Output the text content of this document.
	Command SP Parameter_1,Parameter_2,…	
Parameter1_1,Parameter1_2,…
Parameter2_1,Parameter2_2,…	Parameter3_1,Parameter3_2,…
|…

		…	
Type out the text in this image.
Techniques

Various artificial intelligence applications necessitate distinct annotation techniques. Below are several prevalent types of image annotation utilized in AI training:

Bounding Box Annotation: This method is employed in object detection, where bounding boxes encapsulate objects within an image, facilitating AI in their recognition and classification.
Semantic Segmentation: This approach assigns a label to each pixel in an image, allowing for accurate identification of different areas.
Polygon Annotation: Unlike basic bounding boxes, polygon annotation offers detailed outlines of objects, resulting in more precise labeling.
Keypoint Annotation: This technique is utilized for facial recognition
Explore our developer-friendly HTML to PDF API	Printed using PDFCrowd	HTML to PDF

* * *

Problem statement → Out of the records, collect only those lines that contain the string "objects".

Result of this exercise →
Bounding Box Annotation: This method is employed in object detection, where bounding boxes encapsulate objects within an image, facilitating AI in their recognition and classification.
Polygon Annotation: Unlike basic bounding boxes, polygon annotation offers detailed outlines of objects, resulting in more precise labeling.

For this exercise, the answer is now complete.